= WHAT TO PRODUCE =
Starting from the line containing "Convert this document image to plain text.", write out every remaining line exactly, the last one included.

= PROVIDED DATA =
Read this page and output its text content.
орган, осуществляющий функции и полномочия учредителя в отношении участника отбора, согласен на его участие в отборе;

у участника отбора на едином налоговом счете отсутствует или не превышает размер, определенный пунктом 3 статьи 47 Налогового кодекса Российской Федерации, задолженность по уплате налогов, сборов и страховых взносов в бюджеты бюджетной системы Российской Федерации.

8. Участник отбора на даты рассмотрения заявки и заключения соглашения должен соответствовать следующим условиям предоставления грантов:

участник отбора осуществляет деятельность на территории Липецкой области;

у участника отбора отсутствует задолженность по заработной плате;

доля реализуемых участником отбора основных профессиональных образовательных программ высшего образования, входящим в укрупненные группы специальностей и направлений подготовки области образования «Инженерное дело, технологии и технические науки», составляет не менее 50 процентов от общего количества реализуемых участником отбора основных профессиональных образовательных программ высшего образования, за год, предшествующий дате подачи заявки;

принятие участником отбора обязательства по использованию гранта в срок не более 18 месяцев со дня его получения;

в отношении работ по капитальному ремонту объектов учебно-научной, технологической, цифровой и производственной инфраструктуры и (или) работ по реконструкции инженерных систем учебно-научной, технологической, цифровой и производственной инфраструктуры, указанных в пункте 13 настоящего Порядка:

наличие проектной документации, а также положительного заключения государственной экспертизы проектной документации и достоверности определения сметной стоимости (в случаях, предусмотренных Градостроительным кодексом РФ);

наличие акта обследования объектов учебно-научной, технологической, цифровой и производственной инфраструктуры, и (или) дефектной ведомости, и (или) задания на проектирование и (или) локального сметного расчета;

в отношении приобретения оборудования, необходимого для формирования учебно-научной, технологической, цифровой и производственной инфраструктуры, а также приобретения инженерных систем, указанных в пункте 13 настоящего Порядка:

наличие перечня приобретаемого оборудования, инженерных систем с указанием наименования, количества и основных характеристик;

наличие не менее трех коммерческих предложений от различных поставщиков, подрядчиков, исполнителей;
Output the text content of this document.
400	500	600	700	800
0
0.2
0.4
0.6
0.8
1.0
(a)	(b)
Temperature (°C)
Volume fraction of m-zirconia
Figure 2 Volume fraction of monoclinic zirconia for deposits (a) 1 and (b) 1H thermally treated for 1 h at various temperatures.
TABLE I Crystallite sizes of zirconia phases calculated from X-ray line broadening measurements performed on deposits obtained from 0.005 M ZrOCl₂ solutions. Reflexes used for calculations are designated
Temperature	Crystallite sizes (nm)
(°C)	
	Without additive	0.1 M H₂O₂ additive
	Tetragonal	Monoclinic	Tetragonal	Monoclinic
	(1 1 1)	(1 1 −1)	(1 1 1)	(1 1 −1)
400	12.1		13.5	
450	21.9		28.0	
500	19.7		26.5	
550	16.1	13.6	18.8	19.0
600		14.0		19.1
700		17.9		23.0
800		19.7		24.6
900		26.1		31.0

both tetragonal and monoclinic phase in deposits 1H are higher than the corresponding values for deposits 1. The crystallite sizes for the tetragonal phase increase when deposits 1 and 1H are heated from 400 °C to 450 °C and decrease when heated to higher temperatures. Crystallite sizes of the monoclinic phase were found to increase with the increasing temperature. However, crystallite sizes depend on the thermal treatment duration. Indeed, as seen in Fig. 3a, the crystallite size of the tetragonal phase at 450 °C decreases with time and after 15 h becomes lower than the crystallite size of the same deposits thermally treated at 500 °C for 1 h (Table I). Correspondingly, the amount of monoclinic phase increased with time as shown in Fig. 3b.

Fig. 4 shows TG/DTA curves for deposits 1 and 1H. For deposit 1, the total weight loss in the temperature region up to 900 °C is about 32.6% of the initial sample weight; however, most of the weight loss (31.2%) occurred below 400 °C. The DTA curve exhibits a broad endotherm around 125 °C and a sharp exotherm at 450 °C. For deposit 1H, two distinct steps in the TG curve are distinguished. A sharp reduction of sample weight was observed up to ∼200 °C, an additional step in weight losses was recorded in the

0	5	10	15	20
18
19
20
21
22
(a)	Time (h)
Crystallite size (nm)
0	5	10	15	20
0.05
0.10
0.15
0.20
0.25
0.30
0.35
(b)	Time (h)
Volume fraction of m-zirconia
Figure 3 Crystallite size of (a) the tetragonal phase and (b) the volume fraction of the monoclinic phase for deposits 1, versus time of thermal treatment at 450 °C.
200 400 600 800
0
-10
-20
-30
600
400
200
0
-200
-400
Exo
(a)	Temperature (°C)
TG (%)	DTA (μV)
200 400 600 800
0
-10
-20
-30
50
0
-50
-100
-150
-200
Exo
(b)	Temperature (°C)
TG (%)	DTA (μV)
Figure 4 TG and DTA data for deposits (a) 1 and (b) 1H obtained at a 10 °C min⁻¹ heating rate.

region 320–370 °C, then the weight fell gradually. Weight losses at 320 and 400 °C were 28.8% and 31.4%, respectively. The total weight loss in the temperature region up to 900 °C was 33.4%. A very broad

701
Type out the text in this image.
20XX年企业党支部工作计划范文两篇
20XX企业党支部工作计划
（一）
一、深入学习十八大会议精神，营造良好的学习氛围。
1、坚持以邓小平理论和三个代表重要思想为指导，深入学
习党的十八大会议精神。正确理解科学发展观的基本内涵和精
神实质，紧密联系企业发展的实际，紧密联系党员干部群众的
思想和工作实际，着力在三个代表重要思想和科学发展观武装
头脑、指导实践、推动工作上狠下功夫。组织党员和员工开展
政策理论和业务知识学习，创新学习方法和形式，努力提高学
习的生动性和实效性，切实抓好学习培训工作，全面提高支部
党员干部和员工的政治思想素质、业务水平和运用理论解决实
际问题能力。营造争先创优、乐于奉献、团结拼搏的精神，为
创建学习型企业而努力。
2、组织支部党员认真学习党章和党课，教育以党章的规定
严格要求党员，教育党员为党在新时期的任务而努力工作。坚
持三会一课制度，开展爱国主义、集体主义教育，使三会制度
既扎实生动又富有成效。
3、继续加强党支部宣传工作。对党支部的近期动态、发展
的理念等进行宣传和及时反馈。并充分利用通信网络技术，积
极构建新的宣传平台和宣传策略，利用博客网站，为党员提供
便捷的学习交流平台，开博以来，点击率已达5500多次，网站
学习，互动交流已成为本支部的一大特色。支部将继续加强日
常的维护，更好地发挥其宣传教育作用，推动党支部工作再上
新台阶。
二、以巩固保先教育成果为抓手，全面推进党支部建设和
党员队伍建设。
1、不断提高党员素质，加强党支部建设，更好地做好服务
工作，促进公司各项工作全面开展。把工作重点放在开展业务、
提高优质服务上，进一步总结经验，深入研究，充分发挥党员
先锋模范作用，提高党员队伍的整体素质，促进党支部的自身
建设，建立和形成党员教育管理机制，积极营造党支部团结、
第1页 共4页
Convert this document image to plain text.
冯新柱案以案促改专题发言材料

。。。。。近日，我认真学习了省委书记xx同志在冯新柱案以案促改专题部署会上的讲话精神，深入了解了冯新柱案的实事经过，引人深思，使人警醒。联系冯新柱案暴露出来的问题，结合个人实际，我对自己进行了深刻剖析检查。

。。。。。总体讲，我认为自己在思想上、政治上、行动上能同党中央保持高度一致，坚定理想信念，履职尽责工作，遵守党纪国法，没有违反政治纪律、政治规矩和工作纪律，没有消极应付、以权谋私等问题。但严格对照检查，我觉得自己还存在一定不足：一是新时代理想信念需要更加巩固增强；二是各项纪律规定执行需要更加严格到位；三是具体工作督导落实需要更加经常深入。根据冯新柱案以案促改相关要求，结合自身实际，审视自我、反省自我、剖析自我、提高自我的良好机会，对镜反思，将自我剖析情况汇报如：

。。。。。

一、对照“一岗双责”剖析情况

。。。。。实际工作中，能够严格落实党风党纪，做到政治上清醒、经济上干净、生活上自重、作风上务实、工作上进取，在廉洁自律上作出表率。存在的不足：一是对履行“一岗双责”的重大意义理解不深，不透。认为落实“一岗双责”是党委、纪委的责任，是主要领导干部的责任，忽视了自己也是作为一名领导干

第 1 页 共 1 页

= WRITTEN SOLUTION =
Convert this document image to plain text.
冯新柱案以案促改专题发言材料

。。。。。近日，我认真学习了省委书记xx同志在冯新柱案以案促改专题部署会上的讲话精神，深入了解了冯新柱案的实事经过，引人深思，使人警醒。联系冯新柱案暴露出来的问题，结合个人实际，我对自己进行了深刻剖析检查。

。。。。。总体讲，我认为自己在思想上、政治上、行动上能同党中央保持高度一致，坚定理想信念，履职尽责工作，遵守党纪国法，没有违反政治纪律、政治规矩和工作纪律，没有消极应付、以权谋私等问题。但严格对照检查，我觉得自己还存在一定不足：一是新时代理想信念需要更加巩固增强；二是各项纪律规定执行需要更加严格到位；三是具体工作督导落实需要更加经常深入。根据冯新柱案以案促改相关要求，结合自身实际，审视自我、反省自我、剖析自我、提高自我的良好机会，对镜反思，将自我剖析情况汇报如：

。。。。。

一、对照“一岗双责”剖析情况

。。。。。实际工作中，能够严格落实党风党纪，做到政治上清醒、经济上干净、生活上自重、作风上务实、工作上进取，在廉洁自律上作出表率。存在的不足：一是对履行“一岗双责”的重大意义理解不深，不透。认为落实“一岗双责”是党委、纪委的责任，是主要领导干部的责任，忽视了自己也是作为一名领导干

第 1 页 共 1 页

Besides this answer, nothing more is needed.